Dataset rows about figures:
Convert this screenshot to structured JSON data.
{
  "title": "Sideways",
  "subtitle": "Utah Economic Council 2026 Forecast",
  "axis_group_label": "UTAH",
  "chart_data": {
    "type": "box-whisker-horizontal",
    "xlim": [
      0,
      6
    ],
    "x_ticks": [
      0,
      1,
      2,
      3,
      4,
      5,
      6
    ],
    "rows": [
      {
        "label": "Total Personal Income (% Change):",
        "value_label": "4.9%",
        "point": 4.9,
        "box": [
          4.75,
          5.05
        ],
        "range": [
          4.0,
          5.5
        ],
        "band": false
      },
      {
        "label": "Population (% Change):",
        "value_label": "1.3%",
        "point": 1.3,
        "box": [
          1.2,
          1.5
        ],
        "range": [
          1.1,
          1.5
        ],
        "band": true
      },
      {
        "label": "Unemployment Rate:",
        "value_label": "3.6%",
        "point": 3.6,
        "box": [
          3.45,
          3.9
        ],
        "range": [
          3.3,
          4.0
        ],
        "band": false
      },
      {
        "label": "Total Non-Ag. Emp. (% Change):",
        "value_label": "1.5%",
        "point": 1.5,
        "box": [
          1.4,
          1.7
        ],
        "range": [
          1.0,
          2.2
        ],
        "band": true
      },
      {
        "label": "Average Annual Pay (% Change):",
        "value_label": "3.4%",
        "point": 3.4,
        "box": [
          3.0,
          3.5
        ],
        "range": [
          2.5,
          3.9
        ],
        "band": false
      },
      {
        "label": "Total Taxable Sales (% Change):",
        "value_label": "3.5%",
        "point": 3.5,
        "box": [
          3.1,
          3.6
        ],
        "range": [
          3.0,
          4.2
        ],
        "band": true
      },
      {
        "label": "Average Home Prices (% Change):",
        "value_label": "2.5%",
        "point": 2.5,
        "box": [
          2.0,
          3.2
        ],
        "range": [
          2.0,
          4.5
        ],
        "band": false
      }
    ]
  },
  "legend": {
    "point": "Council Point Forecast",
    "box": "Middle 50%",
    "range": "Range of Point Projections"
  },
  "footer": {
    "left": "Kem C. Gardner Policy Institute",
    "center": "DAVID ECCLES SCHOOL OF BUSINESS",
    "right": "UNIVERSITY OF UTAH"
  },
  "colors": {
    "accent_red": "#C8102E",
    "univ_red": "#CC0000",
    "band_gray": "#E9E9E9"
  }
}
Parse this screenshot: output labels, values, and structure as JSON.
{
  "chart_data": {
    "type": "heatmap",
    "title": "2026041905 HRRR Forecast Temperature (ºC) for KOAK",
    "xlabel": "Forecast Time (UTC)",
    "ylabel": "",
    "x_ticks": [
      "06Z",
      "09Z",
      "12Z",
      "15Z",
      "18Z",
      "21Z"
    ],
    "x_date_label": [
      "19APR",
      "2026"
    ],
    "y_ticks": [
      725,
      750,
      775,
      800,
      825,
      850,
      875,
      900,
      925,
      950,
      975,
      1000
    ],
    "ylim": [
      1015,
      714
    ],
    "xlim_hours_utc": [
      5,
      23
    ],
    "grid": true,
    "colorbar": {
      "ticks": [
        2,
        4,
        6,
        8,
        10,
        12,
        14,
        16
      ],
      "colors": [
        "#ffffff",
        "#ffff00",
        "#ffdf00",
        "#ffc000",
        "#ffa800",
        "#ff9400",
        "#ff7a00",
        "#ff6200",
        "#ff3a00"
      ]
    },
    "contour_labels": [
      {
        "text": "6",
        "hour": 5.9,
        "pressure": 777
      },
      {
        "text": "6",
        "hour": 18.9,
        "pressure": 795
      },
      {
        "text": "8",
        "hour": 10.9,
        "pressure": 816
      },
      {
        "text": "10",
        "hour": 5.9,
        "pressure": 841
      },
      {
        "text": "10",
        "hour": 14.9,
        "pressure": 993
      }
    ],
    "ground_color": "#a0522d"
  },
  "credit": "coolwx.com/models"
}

→ **WHAT THE TASK ASKS**
Each line in the material above must be retyped without alteration.

→ **RESPONSE FOR THIS EXERCISE**
Convert this screenshot to structured JSON data.
{
  "title": "Sideways",
  "subtitle": "Utah Economic Council 2026 Forecast",
  "axis_group_label": "UTAH",
  "chart_data": {
    "type": "box-whisker-horizontal",
    "xlim": [
      0,
      6
    ],
    "x_ticks": [
      0,
      1,
      2,
      3,
      4,
      5,
      6
    ],
    "rows": [
      {
        "label": "Total Personal Income (% Change):",
        "value_label": "4.9%",
        "point": 4.9,
        "box": [
          4.75,
          5.05
        ],
        "range": [
          4.0,
          5.5
        ],
        "band": false
      },
      {
        "label": "Population (% Change):",
        "value_label": "1.3%",
        "point": 1.3,
        "box": [
          1.2,
          1.5
        ],
        "range": [
          1.1,
          1.5
        ],
        "band": true
      },
      {
        "label": "Unemployment Rate:",
        "value_label": "3.6%",
        "point": 3.6,
        "box": [
          3.45,
          3.9
        ],
        "range": [
          3.3,
          4.0
        ],
        "band": false
      },
      {
        "label": "Total Non-Ag. Emp. (% Change):",
        "value_label": "1.5%",
        "point": 1.5,
        "box": [
          1.4,
          1.7
        ],
        "range": [
          1.0,
          2.2
        ],
        "band": true
      },
      {
        "label": "Average Annual Pay (% Change):",
        "value_label": "3.4%",
        "point": 3.4,
        "box": [
          3.0,
          3.5
        ],
        "range": [
          2.5,
          3.9
        ],
        "band": false
      },
      {
        "label": "Total Taxable Sales (% Change):",
        "value_label": "3.5%",
        "point": 3.5,
        "box": [
          3.1,
          3.6
        ],
        "range": [
          3.0,
          4.2
        ],
        "band": true
      },
      {
        "label": "Average Home Prices (% Change):",
        "value_label": "2.5%",
        "point": 2.5,
        "box": [
          2.0,
          3.2
        ],
        "range": [
          2.0,
          4.5
        ],
        "band": false
      }
    ]
  },
  "legend": {
    "point": "Council Point Forecast",
    "box": "Middle 50%",
    "range": "Range of Point Projections"
  },
  "footer": {
    "left": "Kem C. Gardner Policy Institute",
    "center": "DAVID ECCLES SCHOOL OF BUSINESS",
    "right": "UNIVERSITY OF UTAH"
  },
  "colors": {
    "accent_red": "#C8102E",
    "univ_red": "#CC0000",
    "band_gray": "#E9E9E9"
  }
}
Parse this screenshot: output labels, values, and structure as JSON.
{
  "chart_data": {
    "type": "heatmap",
    "title": "2026041905 HRRR Forecast Temperature (ºC) for KOAK",
    "xlabel": "Forecast Time (UTC)",
    "ylabel": "",
    "x_ticks": [
      "06Z",
      "09Z",
      "12Z",
      "15Z",
      "18Z",
      "21Z"
    ],
    "x_date_label": [
      "19APR",
      "2026"
    ],
    "y_ticks": [
      725,
      750,
      775,
      800,
      825,
      850,
      875,
      900,
      925,
      950,
      975,
      1000
    ],
    "ylim": [
      1015,
      714
    ],
    "xlim_hours_utc": [
      5,
      23
    ],
    "grid": true,
    "colorbar": {
      "ticks": [
        2,
        4,
        6,
        8,
        10,
        12,
        14,
        16
      ],
      "colors": [
        "#ffffff",
        "#ffff00",
        "#ffdf00",
        "#ffc000",
        "#ffa800",
        "#ff9400",
        "#ff7a00",
        "#ff6200",
        "#ff3a00"
      ]
    },
    "contour_labels": [
      {
        "text": "6",
        "hour": 5.9,
        "pressure": 777
      },
      {
        "text": "6",
        "hour": 18.9,
        "pressure": 795
      },
      {
        "text": "8",
        "hour": 10.9,
        "pressure": 816
      },
      {
        "text": "10",
        "hour": 5.9,
        "pressure": 841
      },
      {
        "text": "10",
        "hour": 14.9,
        "pressure": 993
      }
    ],
    "ground_color": "#a0522d"
  },
  "credit": "coolwx.com/models"
}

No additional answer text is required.